▸ Exercise prompt
Answer with one number only: the number of lines that contain "Population".

▸ Saved entries
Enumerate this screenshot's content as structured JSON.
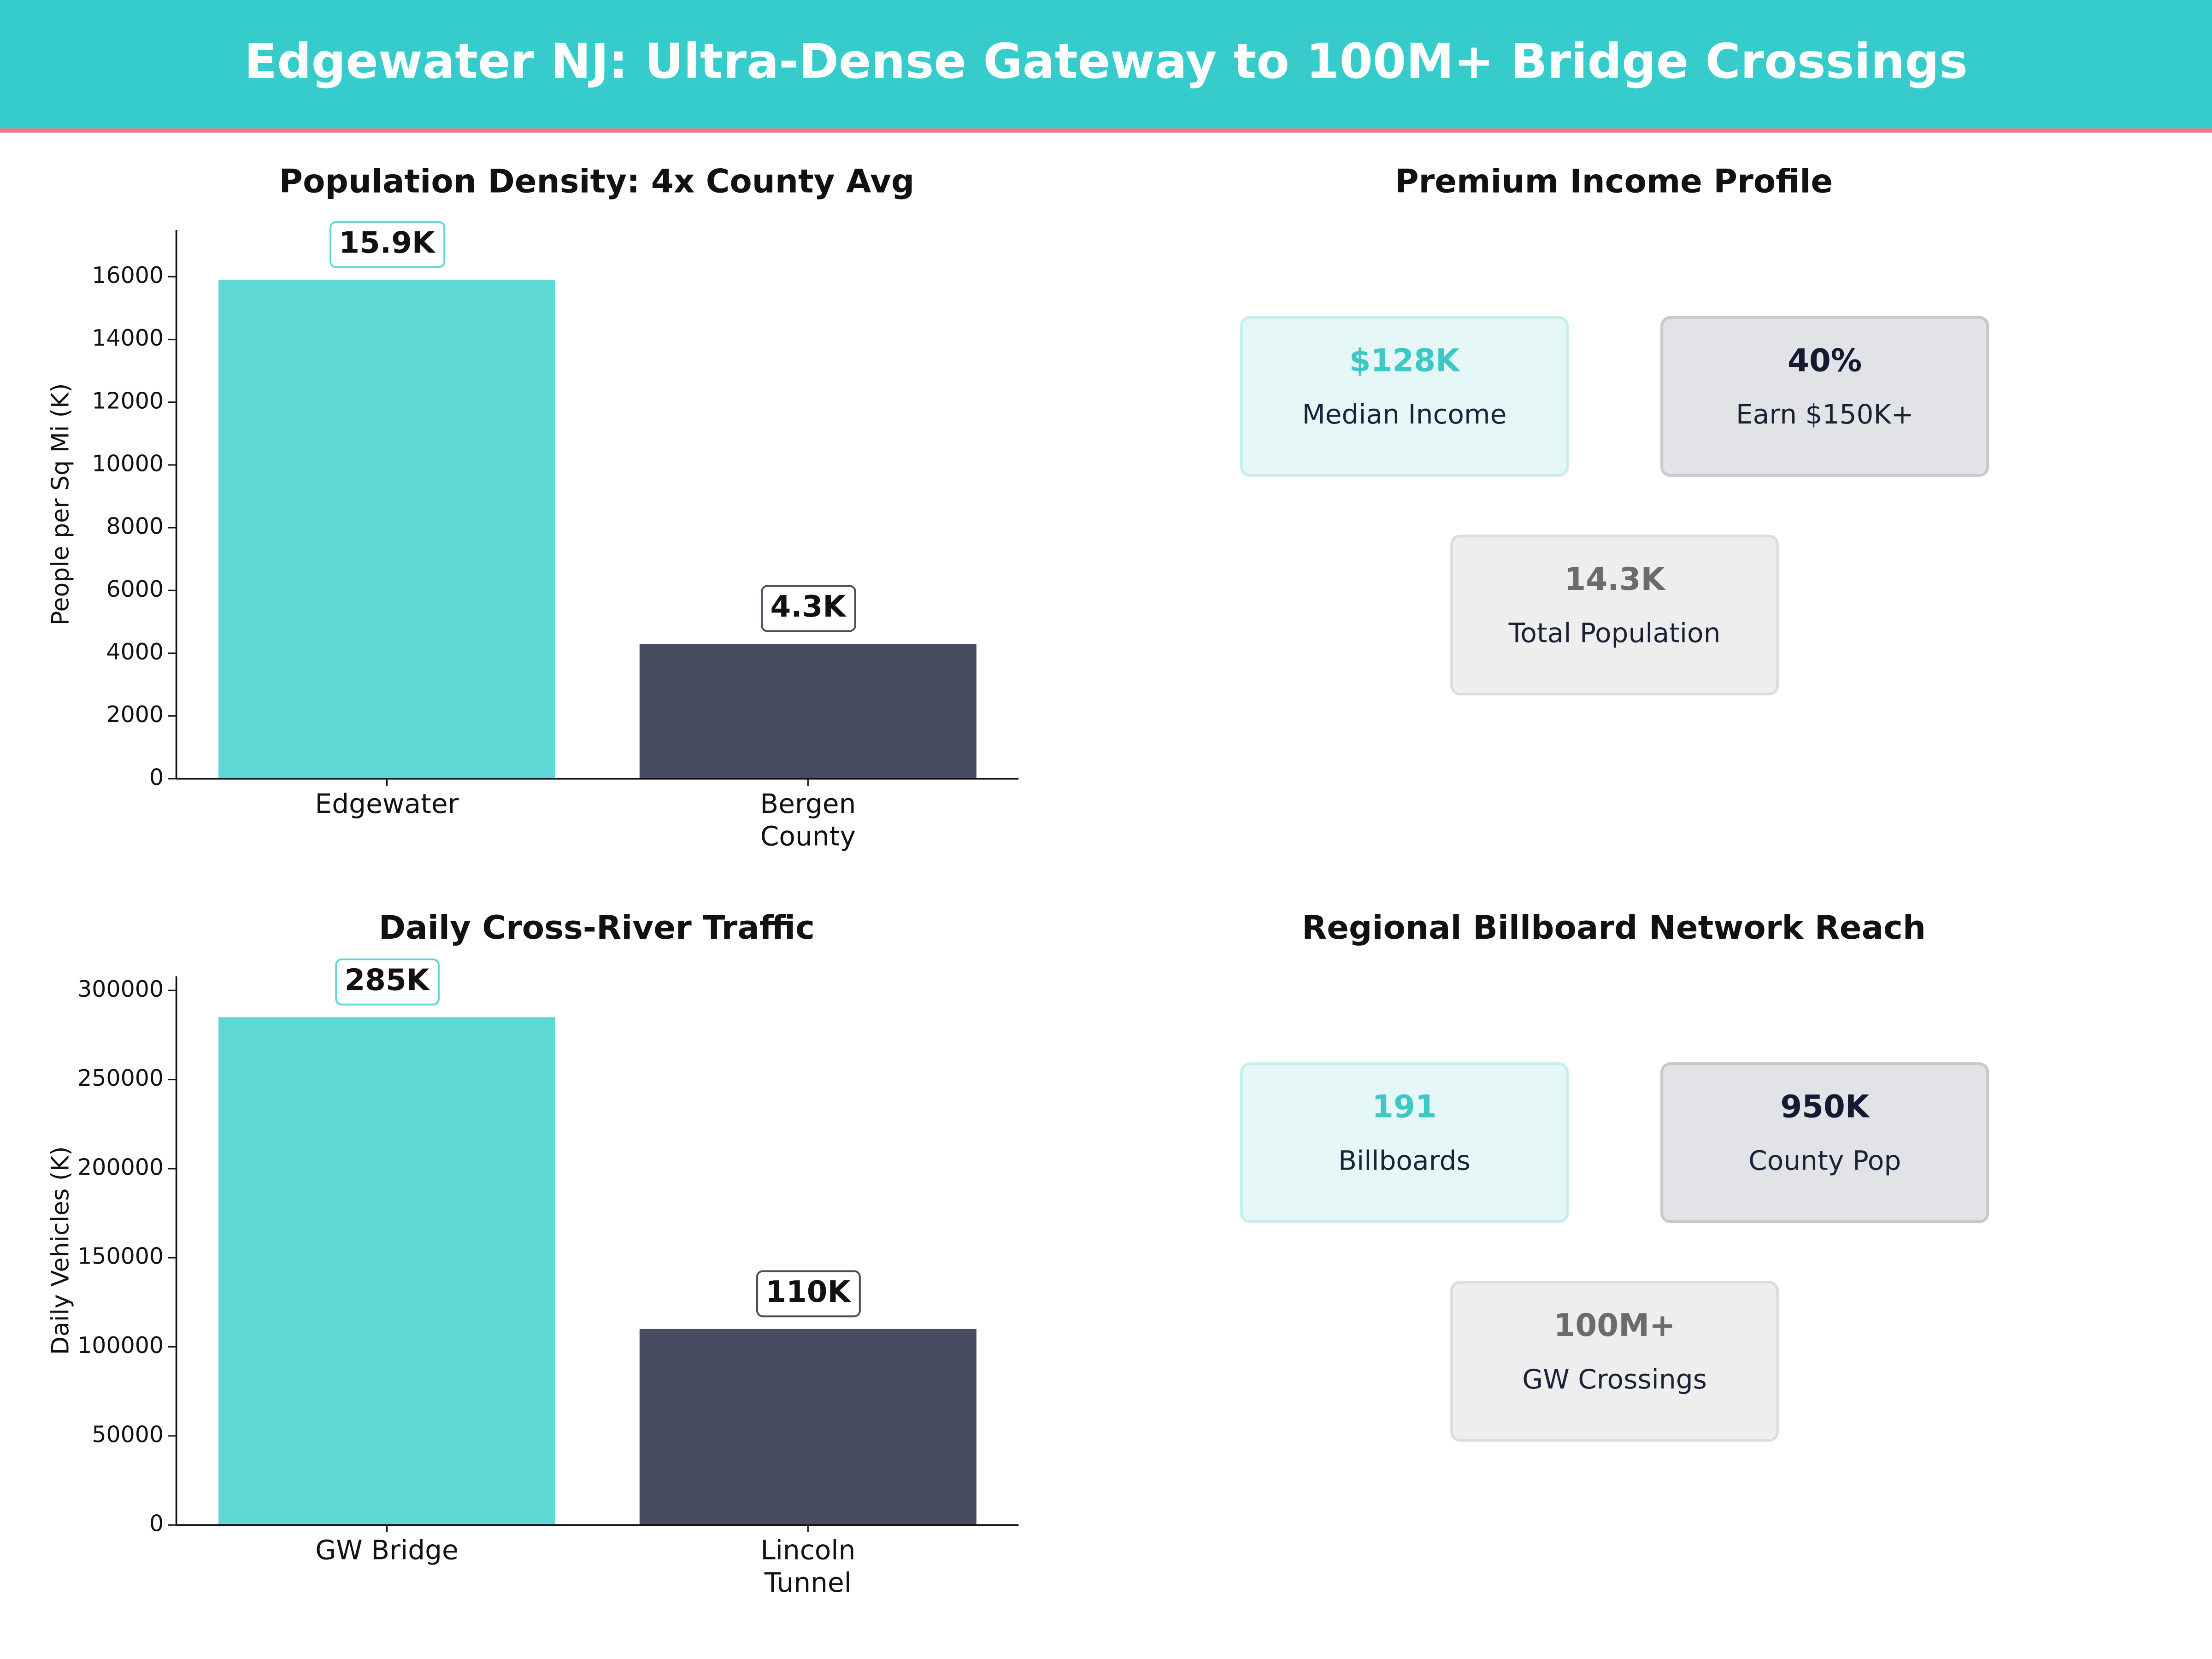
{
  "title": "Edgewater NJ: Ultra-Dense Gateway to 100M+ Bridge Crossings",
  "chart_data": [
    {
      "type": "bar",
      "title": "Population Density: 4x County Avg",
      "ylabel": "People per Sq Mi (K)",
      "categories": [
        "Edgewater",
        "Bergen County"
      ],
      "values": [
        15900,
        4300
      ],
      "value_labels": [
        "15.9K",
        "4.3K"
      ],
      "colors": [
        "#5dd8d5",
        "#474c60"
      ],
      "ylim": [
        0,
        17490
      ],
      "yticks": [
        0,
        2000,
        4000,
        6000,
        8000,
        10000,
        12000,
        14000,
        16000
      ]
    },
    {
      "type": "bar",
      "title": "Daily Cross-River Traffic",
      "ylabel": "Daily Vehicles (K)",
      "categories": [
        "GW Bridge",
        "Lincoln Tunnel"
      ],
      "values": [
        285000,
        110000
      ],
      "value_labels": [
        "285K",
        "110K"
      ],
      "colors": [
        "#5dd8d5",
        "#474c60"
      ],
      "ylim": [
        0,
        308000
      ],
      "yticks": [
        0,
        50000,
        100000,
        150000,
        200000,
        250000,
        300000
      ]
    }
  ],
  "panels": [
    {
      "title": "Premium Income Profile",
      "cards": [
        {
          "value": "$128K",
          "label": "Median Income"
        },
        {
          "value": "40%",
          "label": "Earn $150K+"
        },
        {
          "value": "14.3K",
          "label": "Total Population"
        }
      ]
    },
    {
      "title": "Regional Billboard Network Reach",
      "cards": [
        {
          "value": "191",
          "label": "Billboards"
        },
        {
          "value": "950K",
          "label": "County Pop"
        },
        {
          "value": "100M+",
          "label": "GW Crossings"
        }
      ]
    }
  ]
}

▸ Problem solution
2